_REQUEST:_ Repeat the lines that follow, leaving nothing out.

_Stored entries:_
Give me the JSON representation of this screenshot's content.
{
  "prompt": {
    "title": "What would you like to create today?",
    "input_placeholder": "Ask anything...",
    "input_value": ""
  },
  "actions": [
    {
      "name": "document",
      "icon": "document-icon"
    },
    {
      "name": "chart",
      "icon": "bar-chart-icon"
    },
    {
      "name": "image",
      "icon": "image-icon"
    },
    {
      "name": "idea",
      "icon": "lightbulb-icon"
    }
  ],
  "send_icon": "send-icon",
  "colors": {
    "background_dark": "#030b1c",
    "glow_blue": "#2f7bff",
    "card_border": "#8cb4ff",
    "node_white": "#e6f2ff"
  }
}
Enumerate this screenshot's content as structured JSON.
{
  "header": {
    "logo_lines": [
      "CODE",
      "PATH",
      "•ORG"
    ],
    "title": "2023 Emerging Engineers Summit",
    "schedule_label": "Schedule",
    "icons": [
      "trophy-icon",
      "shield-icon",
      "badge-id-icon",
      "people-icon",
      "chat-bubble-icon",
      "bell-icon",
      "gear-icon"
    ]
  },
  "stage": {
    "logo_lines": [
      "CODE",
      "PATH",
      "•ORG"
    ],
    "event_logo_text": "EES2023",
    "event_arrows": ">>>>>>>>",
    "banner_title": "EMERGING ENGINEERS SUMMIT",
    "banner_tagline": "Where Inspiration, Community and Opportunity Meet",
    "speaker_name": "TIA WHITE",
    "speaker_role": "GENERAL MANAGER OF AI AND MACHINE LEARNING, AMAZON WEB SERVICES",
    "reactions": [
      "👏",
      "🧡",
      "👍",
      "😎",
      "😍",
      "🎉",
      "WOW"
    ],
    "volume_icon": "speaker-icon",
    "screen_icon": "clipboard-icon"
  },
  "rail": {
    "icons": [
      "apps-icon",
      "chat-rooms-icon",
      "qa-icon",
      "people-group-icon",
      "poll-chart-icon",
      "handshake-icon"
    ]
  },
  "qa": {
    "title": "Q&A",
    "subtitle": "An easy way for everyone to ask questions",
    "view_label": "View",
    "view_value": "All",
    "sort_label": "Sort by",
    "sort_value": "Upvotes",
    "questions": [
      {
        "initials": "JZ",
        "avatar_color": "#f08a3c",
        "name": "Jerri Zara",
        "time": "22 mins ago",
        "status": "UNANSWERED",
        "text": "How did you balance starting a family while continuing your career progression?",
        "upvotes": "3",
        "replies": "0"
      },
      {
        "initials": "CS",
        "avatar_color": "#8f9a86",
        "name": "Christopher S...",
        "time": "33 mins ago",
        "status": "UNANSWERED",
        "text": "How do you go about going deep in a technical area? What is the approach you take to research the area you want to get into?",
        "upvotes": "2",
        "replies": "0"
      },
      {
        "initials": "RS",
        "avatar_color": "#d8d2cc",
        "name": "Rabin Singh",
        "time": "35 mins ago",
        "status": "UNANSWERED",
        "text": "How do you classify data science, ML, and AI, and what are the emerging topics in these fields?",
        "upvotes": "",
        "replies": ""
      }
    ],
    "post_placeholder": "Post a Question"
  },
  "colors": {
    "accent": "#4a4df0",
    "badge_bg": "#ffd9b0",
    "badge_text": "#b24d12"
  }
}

_SOLVED PROBLEM:_
Give me the JSON representation of this screenshot's content.
{
  "prompt": {
    "title": "What would you like to create today?",
    "input_placeholder": "Ask anything...",
    "input_value": ""
  },
  "actions": [
    {
      "name": "document",
      "icon": "document-icon"
    },
    {
      "name": "chart",
      "icon": "bar-chart-icon"
    },
    {
      "name": "image",
      "icon": "image-icon"
    },
    {
      "name": "idea",
      "icon": "lightbulb-icon"
    }
  ],
  "send_icon": "send-icon",
  "colors": {
    "background_dark": "#030b1c",
    "glow_blue": "#2f7bff",
    "card_border": "#8cb4ff",
    "node_white": "#e6f2ff"
  }
}
Enumerate this screenshot's content as structured JSON.
{
  "header": {
    "logo_lines": [
      "CODE",
      "PATH",
      "•ORG"
    ],
    "title": "2023 Emerging Engineers Summit",
    "schedule_label": "Schedule",
    "icons": [
      "trophy-icon",
      "shield-icon",
      "badge-id-icon",
      "people-icon",
      "chat-bubble-icon",
      "bell-icon",
      "gear-icon"
    ]
  },
  "stage": {
    "logo_lines": [
      "CODE",
      "PATH",
      "•ORG"
    ],
    "event_logo_text": "EES2023",
    "event_arrows": ">>>>>>>>",
    "banner_title": "EMERGING ENGINEERS SUMMIT",
    "banner_tagline": "Where Inspiration, Community and Opportunity Meet",
    "speaker_name": "TIA WHITE",
    "speaker_role": "GENERAL MANAGER OF AI AND MACHINE LEARNING, AMAZON WEB SERVICES",
    "reactions": [
      "👏",
      "🧡",
      "👍",
      "😎",
      "😍",
      "🎉",
      "WOW"
    ],
    "volume_icon": "speaker-icon",
    "screen_icon": "clipboard-icon"
  },
  "rail": {
    "icons": [
      "apps-icon",
      "chat-rooms-icon",
      "qa-icon",
      "people-group-icon",
      "poll-chart-icon",
      "handshake-icon"
    ]
  },
  "qa": {
    "title": "Q&A",
    "subtitle": "An easy way for everyone to ask questions",
    "view_label": "View",
    "view_value": "All",
    "sort_label": "Sort by",
    "sort_value": "Upvotes",
    "questions": [
      {
        "initials": "JZ",
        "avatar_color": "#f08a3c",
        "name": "Jerri Zara",
        "time": "22 mins ago",
        "status": "UNANSWERED",
        "text": "How did you balance starting a family while continuing your career progression?",
        "upvotes": "3",
        "replies": "0"
      },
      {
        "initials": "CS",
        "avatar_color": "#8f9a86",
        "name": "Christopher S...",
        "time": "33 mins ago",
        "status": "UNANSWERED",
        "text": "How do you go about going deep in a technical area? What is the approach you take to research the area you want to get into?",
        "upvotes": "2",
        "replies": "0"
      },
      {
        "initials": "RS",
        "avatar_color": "#d8d2cc",
        "name": "Rabin Singh",
        "time": "35 mins ago",
        "status": "UNANSWERED",
        "text": "How do you classify data science, ML, and AI, and what are the emerging topics in these fields?",
        "upvotes": "",
        "replies": ""
      }
    ],
    "post_placeholder": "Post a Question"
  },
  "colors": {
    "accent": "#4a4df0",
    "badge_bg": "#ffd9b0",
    "badge_text": "#b24d12"
  }
}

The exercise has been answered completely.